— begin Raw data —

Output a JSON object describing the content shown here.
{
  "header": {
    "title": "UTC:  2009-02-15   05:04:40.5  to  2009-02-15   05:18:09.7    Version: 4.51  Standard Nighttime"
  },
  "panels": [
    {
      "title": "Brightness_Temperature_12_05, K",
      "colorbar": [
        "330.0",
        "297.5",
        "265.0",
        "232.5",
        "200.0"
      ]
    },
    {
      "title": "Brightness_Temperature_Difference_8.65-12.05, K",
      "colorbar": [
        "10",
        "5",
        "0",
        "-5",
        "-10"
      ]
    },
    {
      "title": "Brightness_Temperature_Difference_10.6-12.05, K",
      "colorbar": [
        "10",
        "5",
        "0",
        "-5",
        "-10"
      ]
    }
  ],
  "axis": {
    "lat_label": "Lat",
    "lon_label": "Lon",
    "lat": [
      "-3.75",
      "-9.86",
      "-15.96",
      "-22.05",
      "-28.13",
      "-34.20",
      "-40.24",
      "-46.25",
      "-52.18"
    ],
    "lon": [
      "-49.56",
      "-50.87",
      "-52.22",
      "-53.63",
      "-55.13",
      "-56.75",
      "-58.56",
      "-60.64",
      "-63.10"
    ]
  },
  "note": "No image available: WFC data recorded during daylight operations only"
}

— end Raw data —

> [Task to complete]
Reproduce the records in full, exactly as written.

> [Written response]
Output a JSON object describing the content shown here.
{
  "header": {
    "title": "UTC:  2009-02-15   05:04:40.5  to  2009-02-15   05:18:09.7    Version: 4.51  Standard Nighttime"
  },
  "panels": [
    {
      "title": "Brightness_Temperature_12_05, K",
      "colorbar": [
        "330.0",
        "297.5",
        "265.0",
        "232.5",
        "200.0"
      ]
    },
    {
      "title": "Brightness_Temperature_Difference_8.65-12.05, K",
      "colorbar": [
        "10",
        "5",
        "0",
        "-5",
        "-10"
      ]
    },
    {
      "title": "Brightness_Temperature_Difference_10.6-12.05, K",
      "colorbar": [
        "10",
        "5",
        "0",
        "-5",
        "-10"
      ]
    }
  ],
  "axis": {
    "lat_label": "Lat",
    "lon_label": "Lon",
    "lat": [
      "-3.75",
      "-9.86",
      "-15.96",
      "-22.05",
      "-28.13",
      "-34.20",
      "-40.24",
      "-46.25",
      "-52.18"
    ],
    "lon": [
      "-49.56",
      "-50.87",
      "-52.22",
      "-53.63",
      "-55.13",
      "-56.75",
      "-58.56",
      "-60.64",
      "-63.10"
    ]
  },
  "note": "No image available: WFC data recorded during daylight operations only"
}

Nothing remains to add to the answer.